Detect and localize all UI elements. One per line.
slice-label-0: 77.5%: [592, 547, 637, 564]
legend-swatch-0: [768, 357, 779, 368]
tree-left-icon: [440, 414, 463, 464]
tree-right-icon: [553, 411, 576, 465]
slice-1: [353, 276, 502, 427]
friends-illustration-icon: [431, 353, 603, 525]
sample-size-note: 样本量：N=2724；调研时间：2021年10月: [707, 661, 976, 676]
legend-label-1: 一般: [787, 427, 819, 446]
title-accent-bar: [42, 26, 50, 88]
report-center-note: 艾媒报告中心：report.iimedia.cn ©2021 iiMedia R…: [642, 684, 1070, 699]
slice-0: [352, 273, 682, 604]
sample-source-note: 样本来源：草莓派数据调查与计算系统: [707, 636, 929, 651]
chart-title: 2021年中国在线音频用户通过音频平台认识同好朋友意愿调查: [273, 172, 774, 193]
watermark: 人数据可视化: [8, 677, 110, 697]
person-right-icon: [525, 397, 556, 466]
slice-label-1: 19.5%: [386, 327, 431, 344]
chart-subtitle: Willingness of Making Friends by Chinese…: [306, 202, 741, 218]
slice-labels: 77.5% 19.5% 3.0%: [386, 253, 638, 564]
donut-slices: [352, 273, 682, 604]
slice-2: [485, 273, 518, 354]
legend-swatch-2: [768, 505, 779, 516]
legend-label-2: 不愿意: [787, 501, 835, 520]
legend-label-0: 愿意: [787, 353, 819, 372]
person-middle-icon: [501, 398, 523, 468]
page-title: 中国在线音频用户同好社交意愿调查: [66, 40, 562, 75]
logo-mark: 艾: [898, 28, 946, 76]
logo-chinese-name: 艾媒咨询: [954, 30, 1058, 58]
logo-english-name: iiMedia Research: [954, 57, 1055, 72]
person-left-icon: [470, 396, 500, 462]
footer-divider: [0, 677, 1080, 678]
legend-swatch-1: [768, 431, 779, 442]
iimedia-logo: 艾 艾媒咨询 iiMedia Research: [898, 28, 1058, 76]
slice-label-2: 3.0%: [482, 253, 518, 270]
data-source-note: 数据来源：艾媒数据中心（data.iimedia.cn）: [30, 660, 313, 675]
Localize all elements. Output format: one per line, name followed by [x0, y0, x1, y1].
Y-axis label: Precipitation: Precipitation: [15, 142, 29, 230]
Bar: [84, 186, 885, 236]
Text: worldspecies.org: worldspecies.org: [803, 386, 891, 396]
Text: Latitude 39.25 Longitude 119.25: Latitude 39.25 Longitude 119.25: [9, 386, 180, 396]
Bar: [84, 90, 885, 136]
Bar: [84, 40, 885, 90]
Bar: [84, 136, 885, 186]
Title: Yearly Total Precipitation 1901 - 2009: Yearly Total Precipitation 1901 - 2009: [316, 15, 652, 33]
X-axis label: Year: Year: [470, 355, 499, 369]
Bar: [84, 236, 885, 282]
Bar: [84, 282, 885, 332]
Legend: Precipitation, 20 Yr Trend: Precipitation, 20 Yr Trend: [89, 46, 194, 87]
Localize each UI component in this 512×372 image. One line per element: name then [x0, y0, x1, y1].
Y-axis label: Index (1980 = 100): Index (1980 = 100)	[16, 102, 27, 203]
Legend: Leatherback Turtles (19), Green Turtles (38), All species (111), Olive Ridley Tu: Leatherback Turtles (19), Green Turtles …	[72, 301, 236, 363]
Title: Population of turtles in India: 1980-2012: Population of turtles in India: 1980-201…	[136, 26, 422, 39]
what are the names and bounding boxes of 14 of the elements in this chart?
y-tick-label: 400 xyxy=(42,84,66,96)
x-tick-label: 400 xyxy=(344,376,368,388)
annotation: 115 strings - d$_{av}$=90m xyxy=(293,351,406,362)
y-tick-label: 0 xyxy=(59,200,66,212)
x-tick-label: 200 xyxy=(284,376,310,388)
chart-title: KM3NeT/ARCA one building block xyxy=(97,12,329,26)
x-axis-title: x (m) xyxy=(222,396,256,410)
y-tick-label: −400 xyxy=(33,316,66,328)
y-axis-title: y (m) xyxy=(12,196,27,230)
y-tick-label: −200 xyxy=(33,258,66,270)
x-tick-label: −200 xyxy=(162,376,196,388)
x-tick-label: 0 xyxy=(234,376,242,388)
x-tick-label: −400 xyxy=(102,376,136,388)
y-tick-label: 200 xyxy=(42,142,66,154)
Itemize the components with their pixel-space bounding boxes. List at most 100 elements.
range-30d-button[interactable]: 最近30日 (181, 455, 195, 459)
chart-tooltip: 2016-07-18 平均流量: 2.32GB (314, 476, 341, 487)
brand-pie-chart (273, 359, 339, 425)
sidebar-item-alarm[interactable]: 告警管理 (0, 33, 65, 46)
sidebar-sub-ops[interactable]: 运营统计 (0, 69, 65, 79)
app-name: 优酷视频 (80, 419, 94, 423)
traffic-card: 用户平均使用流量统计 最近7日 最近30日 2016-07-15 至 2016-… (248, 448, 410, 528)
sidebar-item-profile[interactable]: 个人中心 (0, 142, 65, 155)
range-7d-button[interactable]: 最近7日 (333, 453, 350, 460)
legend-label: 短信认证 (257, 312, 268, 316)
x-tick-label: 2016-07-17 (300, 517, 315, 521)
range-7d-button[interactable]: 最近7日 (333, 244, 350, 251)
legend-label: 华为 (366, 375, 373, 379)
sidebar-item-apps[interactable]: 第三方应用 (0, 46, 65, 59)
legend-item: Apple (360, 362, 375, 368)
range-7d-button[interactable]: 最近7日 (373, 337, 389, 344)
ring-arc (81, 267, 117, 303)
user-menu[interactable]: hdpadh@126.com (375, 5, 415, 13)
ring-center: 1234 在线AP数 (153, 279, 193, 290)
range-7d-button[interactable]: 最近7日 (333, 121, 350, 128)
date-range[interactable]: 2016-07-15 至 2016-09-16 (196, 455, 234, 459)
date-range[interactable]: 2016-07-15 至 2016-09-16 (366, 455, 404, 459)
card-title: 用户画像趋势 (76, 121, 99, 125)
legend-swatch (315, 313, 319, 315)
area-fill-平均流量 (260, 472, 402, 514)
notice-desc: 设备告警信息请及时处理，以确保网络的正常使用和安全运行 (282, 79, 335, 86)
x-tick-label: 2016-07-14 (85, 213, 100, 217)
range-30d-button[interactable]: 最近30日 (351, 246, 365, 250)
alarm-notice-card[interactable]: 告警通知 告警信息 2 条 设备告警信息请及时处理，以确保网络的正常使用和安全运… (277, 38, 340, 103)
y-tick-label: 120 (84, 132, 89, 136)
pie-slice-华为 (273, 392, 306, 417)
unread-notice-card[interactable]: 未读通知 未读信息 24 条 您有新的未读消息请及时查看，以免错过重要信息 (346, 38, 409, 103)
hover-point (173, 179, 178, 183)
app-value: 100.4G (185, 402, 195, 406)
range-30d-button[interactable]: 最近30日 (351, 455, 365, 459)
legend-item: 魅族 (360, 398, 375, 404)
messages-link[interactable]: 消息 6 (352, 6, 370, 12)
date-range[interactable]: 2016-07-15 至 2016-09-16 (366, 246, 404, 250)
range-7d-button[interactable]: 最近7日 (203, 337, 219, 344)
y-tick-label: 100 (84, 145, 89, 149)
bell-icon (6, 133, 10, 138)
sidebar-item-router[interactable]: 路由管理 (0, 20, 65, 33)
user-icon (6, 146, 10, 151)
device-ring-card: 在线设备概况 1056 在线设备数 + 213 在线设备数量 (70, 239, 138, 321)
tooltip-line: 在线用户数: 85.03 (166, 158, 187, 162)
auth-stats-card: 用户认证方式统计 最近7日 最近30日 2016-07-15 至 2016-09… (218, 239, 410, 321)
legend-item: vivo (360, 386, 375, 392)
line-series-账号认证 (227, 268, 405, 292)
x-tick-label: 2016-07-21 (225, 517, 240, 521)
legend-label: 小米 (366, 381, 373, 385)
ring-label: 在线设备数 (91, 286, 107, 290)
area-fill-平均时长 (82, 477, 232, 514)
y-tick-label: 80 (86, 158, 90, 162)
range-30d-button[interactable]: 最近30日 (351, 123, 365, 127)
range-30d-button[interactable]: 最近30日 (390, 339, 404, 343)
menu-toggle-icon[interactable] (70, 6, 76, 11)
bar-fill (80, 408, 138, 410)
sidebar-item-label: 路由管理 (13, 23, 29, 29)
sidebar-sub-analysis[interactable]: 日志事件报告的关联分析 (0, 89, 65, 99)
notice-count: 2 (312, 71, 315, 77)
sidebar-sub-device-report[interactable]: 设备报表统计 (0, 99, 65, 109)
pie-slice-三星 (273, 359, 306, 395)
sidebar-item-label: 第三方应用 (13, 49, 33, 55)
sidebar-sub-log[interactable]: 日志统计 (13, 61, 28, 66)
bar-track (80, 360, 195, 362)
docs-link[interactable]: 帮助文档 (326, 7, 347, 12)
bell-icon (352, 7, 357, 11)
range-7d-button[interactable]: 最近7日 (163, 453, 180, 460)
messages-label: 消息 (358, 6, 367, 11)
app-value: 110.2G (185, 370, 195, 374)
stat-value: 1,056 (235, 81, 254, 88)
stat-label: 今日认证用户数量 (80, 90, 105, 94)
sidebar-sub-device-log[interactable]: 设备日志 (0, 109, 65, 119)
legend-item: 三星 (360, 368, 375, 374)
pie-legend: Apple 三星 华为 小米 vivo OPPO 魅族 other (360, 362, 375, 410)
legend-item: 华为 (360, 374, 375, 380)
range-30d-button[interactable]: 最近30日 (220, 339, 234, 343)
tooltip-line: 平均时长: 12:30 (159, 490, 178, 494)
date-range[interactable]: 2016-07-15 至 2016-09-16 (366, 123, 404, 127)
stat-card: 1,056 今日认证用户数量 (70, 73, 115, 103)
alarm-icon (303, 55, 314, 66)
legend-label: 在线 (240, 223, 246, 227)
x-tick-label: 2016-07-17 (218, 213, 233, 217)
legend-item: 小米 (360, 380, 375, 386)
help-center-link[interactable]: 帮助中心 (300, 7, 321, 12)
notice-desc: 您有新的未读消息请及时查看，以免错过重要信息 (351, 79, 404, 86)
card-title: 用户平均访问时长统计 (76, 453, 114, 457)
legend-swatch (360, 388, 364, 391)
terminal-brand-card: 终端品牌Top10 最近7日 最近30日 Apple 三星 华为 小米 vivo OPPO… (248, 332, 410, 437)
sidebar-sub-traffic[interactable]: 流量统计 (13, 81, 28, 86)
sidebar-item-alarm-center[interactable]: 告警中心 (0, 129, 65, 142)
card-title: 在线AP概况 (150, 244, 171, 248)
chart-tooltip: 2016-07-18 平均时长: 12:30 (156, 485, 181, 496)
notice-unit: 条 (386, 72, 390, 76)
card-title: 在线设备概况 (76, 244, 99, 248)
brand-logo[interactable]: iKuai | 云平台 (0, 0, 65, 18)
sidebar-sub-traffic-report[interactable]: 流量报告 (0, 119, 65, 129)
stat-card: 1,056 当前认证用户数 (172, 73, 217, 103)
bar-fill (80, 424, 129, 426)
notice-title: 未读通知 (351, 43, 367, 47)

------------------------------------

• **WHAT YOU ARE ASKED TO DO**:
Write out the records word for word, starting at the very first line and ending at the line that contains "logo-chinese-name: 艾媒咨询: [954, 30, 1058, 58]", with both of those lines included.

• **WRITTEN REPLY**:
Detect and localize all UI elements. One per line.
slice-label-0: 77.5%: [592, 547, 637, 564]
legend-swatch-0: [768, 357, 779, 368]
tree-left-icon: [440, 414, 463, 464]
tree-right-icon: [553, 411, 576, 465]
slice-1: [353, 276, 502, 427]
friends-illustration-icon: [431, 353, 603, 525]
sample-size-note: 样本量：N=2724；调研时间：2021年10月: [707, 661, 976, 676]
legend-label-1: 一般: [787, 427, 819, 446]
title-accent-bar: [42, 26, 50, 88]
report-center-note: 艾媒报告中心：report.iimedia.cn ©2021 iiMedia R…: [642, 684, 1070, 699]
slice-0: [352, 273, 682, 604]
sample-source-note: 样本来源：草莓派数据调查与计算系统: [707, 636, 929, 651]
chart-title: 2021年中国在线音频用户通过音频平台认识同好朋友意愿调查: [273, 172, 774, 193]
watermark: 人数据可视化: [8, 677, 110, 697]
person-right-icon: [525, 397, 556, 466]
slice-label-1: 19.5%: [386, 327, 431, 344]
chart-subtitle: Willingness of Making Friends by Chinese…: [306, 202, 741, 218]
slice-labels: 77.5% 19.5% 3.0%: [386, 253, 638, 564]
donut-slices: [352, 273, 682, 604]
slice-2: [485, 273, 518, 354]
legend-swatch-2: [768, 505, 779, 516]
legend-label-2: 不愿意: [787, 501, 835, 520]
legend-label-0: 愿意: [787, 353, 819, 372]
person-middle-icon: [501, 398, 523, 468]
page-title: 中国在线音频用户同好社交意愿调查: [66, 40, 562, 75]
logo-mark: 艾: [898, 28, 946, 76]
logo-chinese-name: 艾媒咨询: [954, 30, 1058, 58]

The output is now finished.